======== Supplied material ========

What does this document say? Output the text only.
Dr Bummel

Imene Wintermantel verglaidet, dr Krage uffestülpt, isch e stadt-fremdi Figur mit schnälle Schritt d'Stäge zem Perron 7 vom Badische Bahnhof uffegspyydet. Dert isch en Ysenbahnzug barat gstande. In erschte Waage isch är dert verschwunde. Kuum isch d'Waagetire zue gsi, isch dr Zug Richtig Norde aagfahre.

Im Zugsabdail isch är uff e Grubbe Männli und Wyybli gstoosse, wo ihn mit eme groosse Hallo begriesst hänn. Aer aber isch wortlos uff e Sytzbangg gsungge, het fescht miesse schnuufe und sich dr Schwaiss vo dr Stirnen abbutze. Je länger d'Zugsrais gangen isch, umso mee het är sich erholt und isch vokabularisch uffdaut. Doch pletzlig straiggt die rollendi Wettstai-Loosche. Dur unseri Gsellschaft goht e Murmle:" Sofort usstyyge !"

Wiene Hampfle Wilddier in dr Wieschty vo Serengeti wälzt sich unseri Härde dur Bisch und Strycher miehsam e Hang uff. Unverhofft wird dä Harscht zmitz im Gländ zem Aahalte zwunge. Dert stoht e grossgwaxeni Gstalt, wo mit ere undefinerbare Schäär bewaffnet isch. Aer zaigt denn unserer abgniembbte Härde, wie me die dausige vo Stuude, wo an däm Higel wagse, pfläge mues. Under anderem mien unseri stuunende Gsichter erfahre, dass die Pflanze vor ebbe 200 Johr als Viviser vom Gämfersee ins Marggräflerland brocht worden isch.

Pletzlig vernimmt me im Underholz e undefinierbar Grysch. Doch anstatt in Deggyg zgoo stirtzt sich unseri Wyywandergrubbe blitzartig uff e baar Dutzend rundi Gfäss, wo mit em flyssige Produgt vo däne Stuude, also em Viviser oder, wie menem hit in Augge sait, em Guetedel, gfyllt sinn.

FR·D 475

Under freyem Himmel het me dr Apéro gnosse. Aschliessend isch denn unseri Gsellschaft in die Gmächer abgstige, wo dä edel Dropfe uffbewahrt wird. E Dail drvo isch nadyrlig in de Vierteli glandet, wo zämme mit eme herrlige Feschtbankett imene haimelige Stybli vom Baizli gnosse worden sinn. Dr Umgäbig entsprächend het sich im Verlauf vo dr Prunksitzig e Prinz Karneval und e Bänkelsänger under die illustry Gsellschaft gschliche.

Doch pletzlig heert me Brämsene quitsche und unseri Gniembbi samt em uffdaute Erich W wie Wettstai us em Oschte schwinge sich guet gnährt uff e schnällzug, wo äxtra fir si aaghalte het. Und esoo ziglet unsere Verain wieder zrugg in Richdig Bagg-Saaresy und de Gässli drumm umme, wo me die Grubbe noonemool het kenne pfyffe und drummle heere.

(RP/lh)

========

## Given request
Extract the complete listing above, reproducing each line exactly.

## In response
What does this document say? Output the text only.
Dr Bummel

Imene Wintermantel verglaidet, dr Krage uffestülpt, isch e stadt-fremdi Figur mit schnälle Schritt d'Stäge zem Perron 7 vom Badische Bahnhof uffegspyydet. Dert isch en Ysenbahnzug barat gstande. In erschte Waage isch är dert verschwunde. Kuum isch d'Waagetire zue gsi, isch dr Zug Richtig Norde aagfahre.

Im Zugsabdail isch är uff e Grubbe Männli und Wyybli gstoosse, wo ihn mit eme groosse Hallo begriesst hänn. Aer aber isch wortlos uff e Sytzbangg gsungge, het fescht miesse schnuufe und sich dr Schwaiss vo dr Stirnen abbutze. Je länger d'Zugsrais gangen isch, umso mee het är sich erholt und isch vokabularisch uffdaut. Doch pletzlig straiggt die rollendi Wettstai-Loosche. Dur unseri Gsellschaft goht e Murmle:" Sofort usstyyge !"

Wiene Hampfle Wilddier in dr Wieschty vo Serengeti wälzt sich unseri Härde dur Bisch und Strycher miehsam e Hang uff. Unverhofft wird dä Harscht zmitz im Gländ zem Aahalte zwunge. Dert stoht e grossgwaxeni Gstalt, wo mit ere undefinerbare Schäär bewaffnet isch. Aer zaigt denn unserer abgniembbte Härde, wie me die dausige vo Stuude, wo an däm Higel wagse, pfläge mues. Under anderem mien unseri stuunende Gsichter erfahre, dass die Pflanze vor ebbe 200 Johr als Viviser vom Gämfersee ins Marggräflerland brocht worden isch.

Pletzlig vernimmt me im Underholz e undefinierbar Grysch. Doch anstatt in Deggyg zgoo stirtzt sich unseri Wyywandergrubbe blitzartig uff e baar Dutzend rundi Gfäss, wo mit em flyssige Produgt vo däne Stuude, also em Viviser oder, wie menem hit in Augge sait, em Guetedel, gfyllt sinn.

FR·D 475

Under freyem Himmel het me dr Apéro gnosse. Aschliessend isch denn unseri Gsellschaft in die Gmächer abgstige, wo dä edel Dropfe uffbewahrt wird. E Dail drvo isch nadyrlig in de Vierteli glandet, wo zämme mit eme herrlige Feschtbankett imene haimelige Stybli vom Baizli gnosse worden sinn. Dr Umgäbig entsprächend het sich im Verlauf vo dr Prunksitzig e Prinz Karneval und e Bänkelsänger under die illustry Gsellschaft gschliche.

Doch pletzlig heert me Brämsene quitsche und unseri Gniembbi samt em uffdaute Erich W wie Wettstai us em Oschte schwinge sich guet gnährt uff e schnällzug, wo äxtra fir si aaghalte het. Und esoo ziglet unsere Verain wieder zrugg in Richdig Bagg-Saaresy und de Gässli drumm umme, wo me die Grubbe noonemool het kenne pfyffe und drummle heere.

(RP/lh)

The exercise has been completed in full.